STATED PROBLEM
Skip any picture you find and retype all the remaining lines exactly.

___ MATERIALS PROVIDED ___

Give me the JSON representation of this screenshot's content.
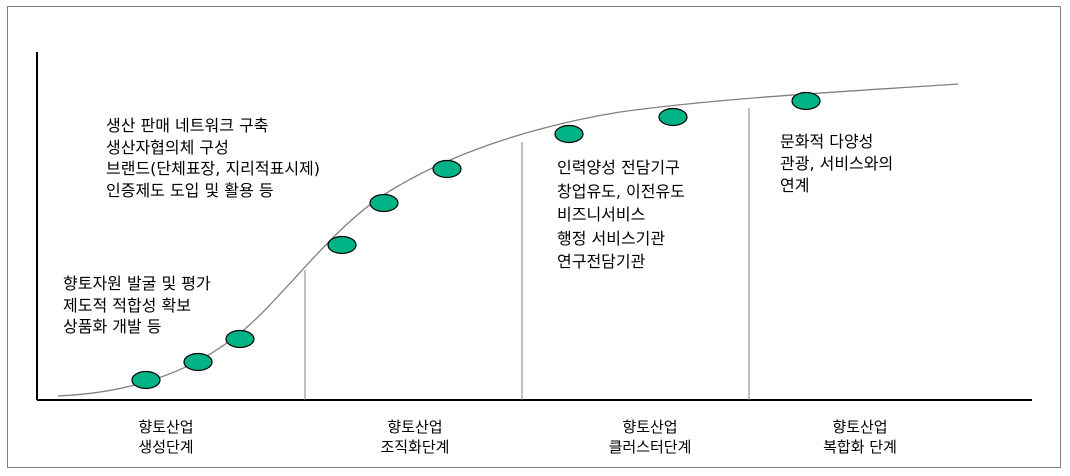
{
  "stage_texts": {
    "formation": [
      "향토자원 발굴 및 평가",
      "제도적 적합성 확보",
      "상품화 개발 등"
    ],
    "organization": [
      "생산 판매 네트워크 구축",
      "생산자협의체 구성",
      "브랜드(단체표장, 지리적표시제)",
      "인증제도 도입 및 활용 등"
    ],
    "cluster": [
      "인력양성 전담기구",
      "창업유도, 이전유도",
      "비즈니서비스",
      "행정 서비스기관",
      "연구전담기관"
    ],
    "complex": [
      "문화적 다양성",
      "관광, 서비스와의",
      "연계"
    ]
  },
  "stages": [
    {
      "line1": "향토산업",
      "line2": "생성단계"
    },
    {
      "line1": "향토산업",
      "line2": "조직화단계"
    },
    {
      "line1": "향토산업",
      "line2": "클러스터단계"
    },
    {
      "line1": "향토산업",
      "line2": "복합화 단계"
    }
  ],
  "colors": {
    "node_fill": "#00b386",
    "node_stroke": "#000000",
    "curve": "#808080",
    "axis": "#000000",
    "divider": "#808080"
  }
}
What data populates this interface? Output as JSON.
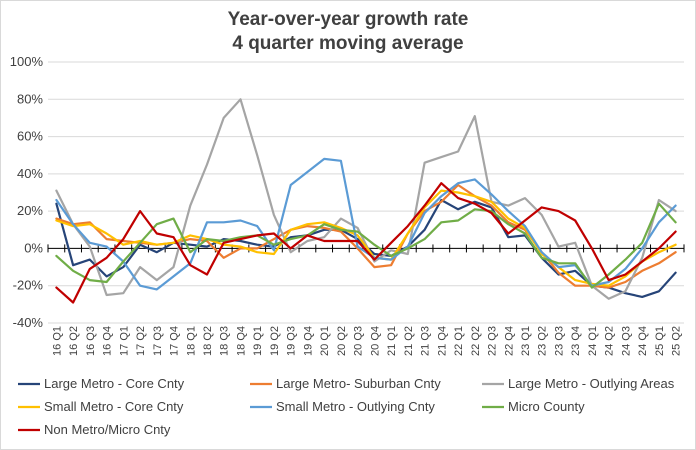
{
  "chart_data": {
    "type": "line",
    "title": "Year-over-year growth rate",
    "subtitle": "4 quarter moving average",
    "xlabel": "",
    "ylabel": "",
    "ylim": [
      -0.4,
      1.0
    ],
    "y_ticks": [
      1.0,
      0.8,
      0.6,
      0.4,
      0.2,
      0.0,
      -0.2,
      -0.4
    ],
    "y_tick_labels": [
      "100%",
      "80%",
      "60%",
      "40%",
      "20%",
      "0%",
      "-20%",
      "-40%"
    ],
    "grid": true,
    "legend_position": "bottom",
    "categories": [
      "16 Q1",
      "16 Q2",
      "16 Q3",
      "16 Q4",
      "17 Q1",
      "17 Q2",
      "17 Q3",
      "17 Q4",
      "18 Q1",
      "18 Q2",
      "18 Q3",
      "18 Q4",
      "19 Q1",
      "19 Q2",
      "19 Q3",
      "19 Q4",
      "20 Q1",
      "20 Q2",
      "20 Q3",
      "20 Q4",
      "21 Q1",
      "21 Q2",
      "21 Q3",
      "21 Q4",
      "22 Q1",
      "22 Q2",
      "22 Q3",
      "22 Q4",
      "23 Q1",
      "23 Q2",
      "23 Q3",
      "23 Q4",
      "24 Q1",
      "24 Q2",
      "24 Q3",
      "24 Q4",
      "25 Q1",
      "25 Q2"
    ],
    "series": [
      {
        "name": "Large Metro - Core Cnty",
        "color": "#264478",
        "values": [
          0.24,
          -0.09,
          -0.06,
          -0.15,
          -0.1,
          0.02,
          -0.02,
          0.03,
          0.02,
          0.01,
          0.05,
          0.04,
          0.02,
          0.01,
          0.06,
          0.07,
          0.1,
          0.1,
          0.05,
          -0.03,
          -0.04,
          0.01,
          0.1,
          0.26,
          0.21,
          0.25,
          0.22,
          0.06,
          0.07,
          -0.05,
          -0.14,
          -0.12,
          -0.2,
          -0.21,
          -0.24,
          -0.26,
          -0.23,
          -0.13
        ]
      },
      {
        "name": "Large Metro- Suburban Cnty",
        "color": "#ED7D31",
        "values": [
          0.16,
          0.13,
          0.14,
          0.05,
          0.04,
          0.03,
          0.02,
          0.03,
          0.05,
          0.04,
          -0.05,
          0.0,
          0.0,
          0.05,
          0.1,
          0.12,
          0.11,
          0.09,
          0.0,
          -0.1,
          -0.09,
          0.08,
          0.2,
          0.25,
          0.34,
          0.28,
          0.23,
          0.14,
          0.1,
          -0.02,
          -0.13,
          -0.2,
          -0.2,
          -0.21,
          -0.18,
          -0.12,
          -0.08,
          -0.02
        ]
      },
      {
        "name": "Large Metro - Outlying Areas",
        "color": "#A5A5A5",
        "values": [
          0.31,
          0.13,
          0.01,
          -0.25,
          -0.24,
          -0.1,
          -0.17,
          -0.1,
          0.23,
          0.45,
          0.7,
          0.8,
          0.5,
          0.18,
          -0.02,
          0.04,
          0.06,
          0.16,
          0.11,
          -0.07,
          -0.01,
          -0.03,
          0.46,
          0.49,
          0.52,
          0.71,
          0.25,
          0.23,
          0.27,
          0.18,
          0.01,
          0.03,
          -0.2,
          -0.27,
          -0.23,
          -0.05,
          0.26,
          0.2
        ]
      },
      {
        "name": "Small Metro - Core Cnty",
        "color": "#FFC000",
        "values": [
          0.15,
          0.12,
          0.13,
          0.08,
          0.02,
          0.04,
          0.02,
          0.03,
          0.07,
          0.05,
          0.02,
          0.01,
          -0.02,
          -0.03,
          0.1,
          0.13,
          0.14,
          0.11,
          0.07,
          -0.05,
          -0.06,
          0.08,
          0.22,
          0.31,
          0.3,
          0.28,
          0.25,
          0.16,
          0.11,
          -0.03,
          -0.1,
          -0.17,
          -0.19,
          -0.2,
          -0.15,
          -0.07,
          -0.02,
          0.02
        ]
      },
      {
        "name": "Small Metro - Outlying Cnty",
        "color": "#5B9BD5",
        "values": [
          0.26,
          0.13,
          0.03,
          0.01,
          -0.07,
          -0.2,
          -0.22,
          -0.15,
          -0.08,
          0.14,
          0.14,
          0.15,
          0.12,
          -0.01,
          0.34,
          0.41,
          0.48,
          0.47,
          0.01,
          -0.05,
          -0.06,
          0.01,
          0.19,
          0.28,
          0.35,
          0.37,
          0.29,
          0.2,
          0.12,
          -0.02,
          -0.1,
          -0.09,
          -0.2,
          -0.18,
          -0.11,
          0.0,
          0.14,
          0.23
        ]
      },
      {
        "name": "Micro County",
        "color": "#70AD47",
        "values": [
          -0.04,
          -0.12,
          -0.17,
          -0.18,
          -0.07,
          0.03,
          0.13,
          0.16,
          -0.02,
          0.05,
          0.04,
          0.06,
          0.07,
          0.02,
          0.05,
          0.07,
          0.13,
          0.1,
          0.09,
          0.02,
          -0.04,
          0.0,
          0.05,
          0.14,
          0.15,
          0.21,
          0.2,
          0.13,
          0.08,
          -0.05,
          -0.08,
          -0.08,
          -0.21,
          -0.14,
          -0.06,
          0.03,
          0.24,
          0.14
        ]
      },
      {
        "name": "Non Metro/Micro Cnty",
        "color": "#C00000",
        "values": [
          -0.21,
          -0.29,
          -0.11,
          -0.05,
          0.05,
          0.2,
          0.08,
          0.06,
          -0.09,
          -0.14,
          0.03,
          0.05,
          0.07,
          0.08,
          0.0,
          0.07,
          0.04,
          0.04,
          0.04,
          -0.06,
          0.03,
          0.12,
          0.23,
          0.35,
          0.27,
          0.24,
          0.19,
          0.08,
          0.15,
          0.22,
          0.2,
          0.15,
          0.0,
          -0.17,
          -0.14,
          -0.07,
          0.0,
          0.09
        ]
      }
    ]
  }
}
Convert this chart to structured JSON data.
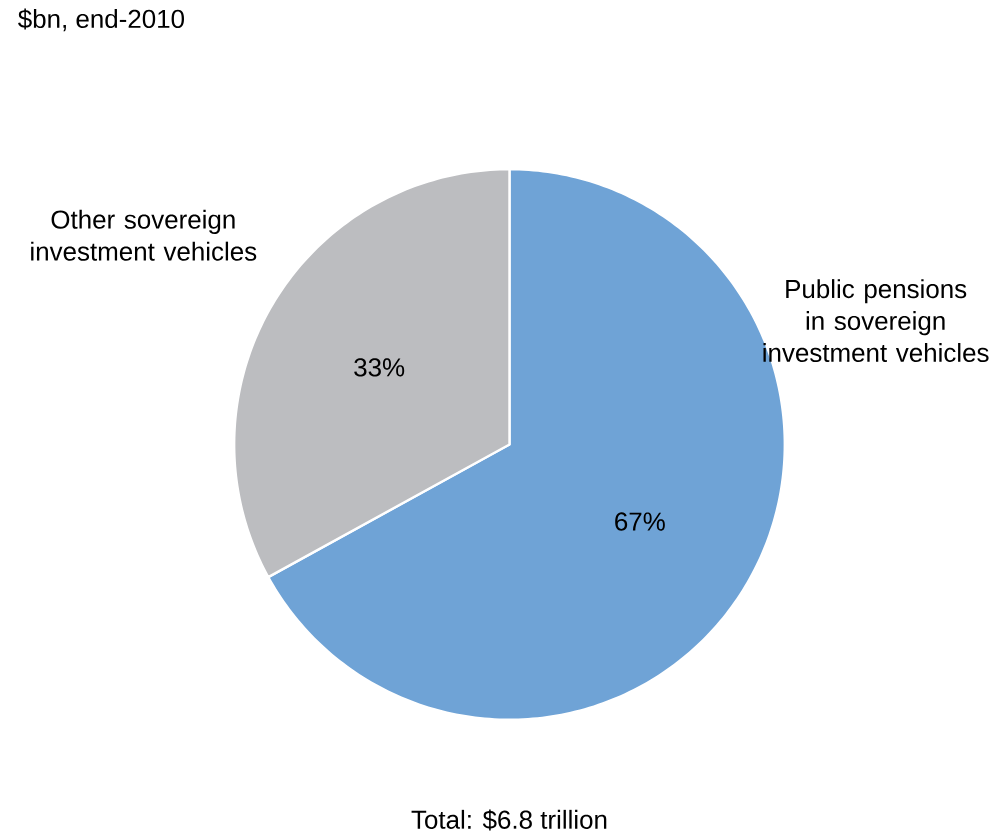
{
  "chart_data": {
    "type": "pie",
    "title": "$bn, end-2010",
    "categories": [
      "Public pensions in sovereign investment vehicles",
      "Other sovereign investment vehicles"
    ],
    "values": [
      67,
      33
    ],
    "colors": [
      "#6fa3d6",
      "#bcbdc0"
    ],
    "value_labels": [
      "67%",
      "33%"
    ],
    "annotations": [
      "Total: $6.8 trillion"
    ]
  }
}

___

EXPECTED ANSWER
Give me the JSON representation of this screenshot's content.
{
  "stage_texts": {
    "formation": [
      "향토자원 발굴 및 평가",
      "제도적 적합성 확보",
      "상품화 개발 등"
    ],
    "organization": [
      "생산 판매 네트워크 구축",
      "생산자협의체 구성",
      "브랜드(단체표장, 지리적표시제)",
      "인증제도 도입 및 활용 등"
    ],
    "cluster": [
      "인력양성 전담기구",
      "창업유도, 이전유도",
      "비즈니서비스",
      "행정 서비스기관",
      "연구전담기관"
    ],
    "complex": [
      "문화적 다양성",
      "관광, 서비스와의",
      "연계"
    ]
  },
  "stages": [
    {
      "line1": "향토산업",
      "line2": "생성단계"
    },
    {
      "line1": "향토산업",
      "line2": "조직화단계"
    },
    {
      "line1": "향토산업",
      "line2": "클러스터단계"
    },
    {
      "line1": "향토산업",
      "line2": "복합화 단계"
    }
  ],
  "colors": {
    "node_fill": "#00b386",
    "node_stroke": "#000000",
    "curve": "#808080",
    "axis": "#000000",
    "divider": "#808080"
  }
}
What data populates this interface? Output as JSON.
{
  "chart_data": {
    "type": "line",
    "title": "Year-over-year growth rate",
    "subtitle": "4 quarter moving average",
    "xlabel": "",
    "ylabel": "",
    "ylim": [
      -0.4,
      1.0
    ],
    "y_ticks": [
      1.0,
      0.8,
      0.6,
      0.4,
      0.2,
      0.0,
      -0.2,
      -0.4
    ],
    "y_tick_labels": [
      "100%",
      "80%",
      "60%",
      "40%",
      "20%",
      "0%",
      "-20%",
      "-40%"
    ],
    "grid": true,
    "legend_position": "bottom",
    "categories": [
      "16 Q1",
      "16 Q2",
      "16 Q3",
      "16 Q4",
      "17 Q1",
      "17 Q2",
      "17 Q3",
      "17 Q4",
      "18 Q1",
      "18 Q2",
      "18 Q3",
      "18 Q4",
      "19 Q1",
      "19 Q2",
      "19 Q3",
      "19 Q4",
      "20 Q1",
      "20 Q2",
      "20 Q3",
      "20 Q4",
      "21 Q1",
      "21 Q2",
      "21 Q3",
      "21 Q4",
      "22 Q1",
      "22 Q2",
      "22 Q3",
      "22 Q4",
      "23 Q1",
      "23 Q2",
      "23 Q3",
      "23 Q4",
      "24 Q1",
      "24 Q2",
      "24 Q3",
      "24 Q4",
      "25 Q1",
      "25 Q2"
    ],
    "series": [
      {
        "name": "Large Metro - Core Cnty",
        "color": "#264478",
        "values": [
          0.24,
          -0.09,
          -0.06,
          -0.15,
          -0.1,
          0.02,
          -0.02,
          0.03,
          0.02,
          0.01,
          0.05,
          0.04,
          0.02,
          0.01,
          0.06,
          0.07,
          0.1,
          0.1,
          0.05,
          -0.03,
          -0.04,
          0.01,
          0.1,
          0.26,
          0.21,
          0.25,
          0.22,
          0.06,
          0.07,
          -0.05,
          -0.14,
          -0.12,
          -0.2,
          -0.21,
          -0.24,
          -0.26,
          -0.23,
          -0.13
        ]
      },
      {
        "name": "Large Metro- Suburban Cnty",
        "color": "#ED7D31",
        "values": [
          0.16,
          0.13,
          0.14,
          0.05,
          0.04,
          0.03,
          0.02,
          0.03,
          0.05,
          0.04,
          -0.05,
          0.0,
          0.0,
          0.05,
          0.1,
          0.12,
          0.11,
          0.09,
          0.0,
          -0.1,
          -0.09,
          0.08,
          0.2,
          0.25,
          0.34,
          0.28,
          0.23,
          0.14,
          0.1,
          -0.02,
          -0.13,
          -0.2,
          -0.2,
          -0.21,
          -0.18,
          -0.12,
          -0.08,
          -0.02
        ]
      },
      {
        "name": "Large Metro - Outlying Areas",
        "color": "#A5A5A5",
        "values": [
          0.31,
          0.13,
          0.01,
          -0.25,
          -0.24,
          -0.1,
          -0.17,
          -0.1,
          0.23,
          0.45,
          0.7,
          0.8,
          0.5,
          0.18,
          -0.02,
          0.04,
          0.06,
          0.16,
          0.11,
          -0.07,
          -0.01,
          -0.03,
          0.46,
          0.49,
          0.52,
          0.71,
          0.25,
          0.23,
          0.27,
          0.18,
          0.01,
          0.03,
          -0.2,
          -0.27,
          -0.23,
          -0.05,
          0.26,
          0.2
        ]
      },
      {
        "name": "Small Metro - Core Cnty",
        "color": "#FFC000",
        "values": [
          0.15,
          0.12,
          0.13,
          0.08,
          0.02,
          0.04,
          0.02,
          0.03,
          0.07,
          0.05,
          0.02,
          0.01,
          -0.02,
          -0.03,
          0.1,
          0.13,
          0.14,
          0.11,
          0.07,
          -0.05,
          -0.06,
          0.08,
          0.22,
          0.31,
          0.3,
          0.28,
          0.25,
          0.16,
          0.11,
          -0.03,
          -0.1,
          -0.17,
          -0.19,
          -0.2,
          -0.15,
          -0.07,
          -0.02,
          0.02
        ]
      },
      {
        "name": "Small Metro - Outlying Cnty",
        "color": "#5B9BD5",
        "values": [
          0.26,
          0.13,
          0.03,
          0.01,
          -0.07,
          -0.2,
          -0.22,
          -0.15,
          -0.08,
          0.14,
          0.14,
          0.15,
          0.12,
          -0.01,
          0.34,
          0.41,
          0.48,
          0.47,
          0.01,
          -0.05,
          -0.06,
          0.01,
          0.19,
          0.28,
          0.35,
          0.37,
          0.29,
          0.2,
          0.12,
          -0.02,
          -0.1,
          -0.09,
          -0.2,
          -0.18,
          -0.11,
          0.0,
          0.14,
          0.23
        ]
      },
      {
        "name": "Micro County",
        "color": "#70AD47",
        "values": [
          -0.04,
          -0.12,
          -0.17,
          -0.18,
          -0.07,
          0.03,
          0.13,
          0.16,
          -0.02,
          0.05,
          0.04,
          0.06,
          0.07,
          0.02,
          0.05,
          0.07,
          0.13,
          0.1,
          0.09,
          0.02,
          -0.04,
          0.0,
          0.05,
          0.14,
          0.15,
          0.21,
          0.2,
          0.13,
          0.08,
          -0.05,
          -0.08,
          -0.08,
          -0.21,
          -0.14,
          -0.06,
          0.03,
          0.24,
          0.14
        ]
      },
      {
        "name": "Non Metro/Micro Cnty",
        "color": "#C00000",
        "values": [
          -0.21,
          -0.29,
          -0.11,
          -0.05,
          0.05,
          0.2,
          0.08,
          0.06,
          -0.09,
          -0.14,
          0.03,
          0.05,
          0.07,
          0.08,
          0.0,
          0.07,
          0.04,
          0.04,
          0.04,
          -0.06,
          0.03,
          0.12,
          0.23,
          0.35,
          0.27,
          0.24,
          0.19,
          0.08,
          0.15,
          0.22,
          0.2,
          0.15,
          0.0,
          -0.17,
          -0.14,
          -0.07,
          0.0,
          0.09
        ]
      }
    ]
  }
}
Convert this chart to structured JSON data.
{
  "chart_data": {
    "type": "pie",
    "title": "$bn, end-2010",
    "categories": [
      "Public pensions in sovereign investment vehicles",
      "Other sovereign investment vehicles"
    ],
    "values": [
      67,
      33
    ],
    "colors": [
      "#6fa3d6",
      "#bcbdc0"
    ],
    "value_labels": [
      "67%",
      "33%"
    ],
    "annotations": [
      "Total: $6.8 trillion"
    ]
  }
}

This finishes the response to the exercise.